══ Supplied records ══
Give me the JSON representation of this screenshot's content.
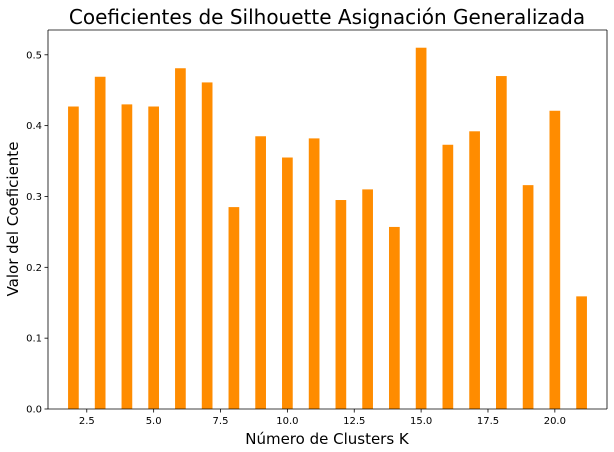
{
  "chart_data": {
    "type": "bar",
    "title": "Coeficientes de Silhouette Asignación Generalizada",
    "xlabel": "Número de Clusters K",
    "ylabel": "Valor del Coeficiente",
    "x": [
      2,
      3,
      4,
      5,
      6,
      7,
      8,
      9,
      10,
      11,
      12,
      13,
      14,
      15,
      16,
      17,
      18,
      19,
      20,
      21
    ],
    "values": [
      0.427,
      0.469,
      0.43,
      0.427,
      0.481,
      0.461,
      0.285,
      0.385,
      0.355,
      0.382,
      0.295,
      0.31,
      0.257,
      0.51,
      0.373,
      0.392,
      0.47,
      0.316,
      0.421,
      0.159
    ],
    "xlim": [
      1.05,
      21.95
    ],
    "ylim": [
      0,
      0.535
    ],
    "xticks": [
      2.5,
      5.0,
      7.5,
      10.0,
      12.5,
      15.0,
      17.5,
      20.0
    ],
    "xtick_labels": [
      "2.5",
      "5.0",
      "7.5",
      "10.0",
      "12.5",
      "15.0",
      "17.5",
      "20.0"
    ],
    "yticks": [
      0.0,
      0.1,
      0.2,
      0.3,
      0.4,
      0.5
    ],
    "ytick_labels": [
      "0.0",
      "0.1",
      "0.2",
      "0.3",
      "0.4",
      "0.5"
    ],
    "bar_width": 0.4,
    "bar_color": "#ff8c00",
    "grid": false
  }
}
═══
### Set problem
Go through the listing above and write it out again exactly, dropping the pictures.

### Solution to this task
Give me the JSON representation of this screenshot's content.
{
  "chart_data": {
    "type": "bar",
    "title": "Coeficientes de Silhouette Asignación Generalizada",
    "xlabel": "Número de Clusters K",
    "ylabel": "Valor del Coeficiente",
    "x": [
      2,
      3,
      4,
      5,
      6,
      7,
      8,
      9,
      10,
      11,
      12,
      13,
      14,
      15,
      16,
      17,
      18,
      19,
      20,
      21
    ],
    "values": [
      0.427,
      0.469,
      0.43,
      0.427,
      0.481,
      0.461,
      0.285,
      0.385,
      0.355,
      0.382,
      0.295,
      0.31,
      0.257,
      0.51,
      0.373,
      0.392,
      0.47,
      0.316,
      0.421,
      0.159
    ],
    "xlim": [
      1.05,
      21.95
    ],
    "ylim": [
      0,
      0.535
    ],
    "xticks": [
      2.5,
      5.0,
      7.5,
      10.0,
      12.5,
      15.0,
      17.5,
      20.0
    ],
    "xtick_labels": [
      "2.5",
      "5.0",
      "7.5",
      "10.0",
      "12.5",
      "15.0",
      "17.5",
      "20.0"
    ],
    "yticks": [
      0.0,
      0.1,
      0.2,
      0.3,
      0.4,
      0.5
    ],
    "ytick_labels": [
      "0.0",
      "0.1",
      "0.2",
      "0.3",
      "0.4",
      "0.5"
    ],
    "bar_width": 0.4,
    "bar_color": "#ff8c00",
    "grid": false
  }
}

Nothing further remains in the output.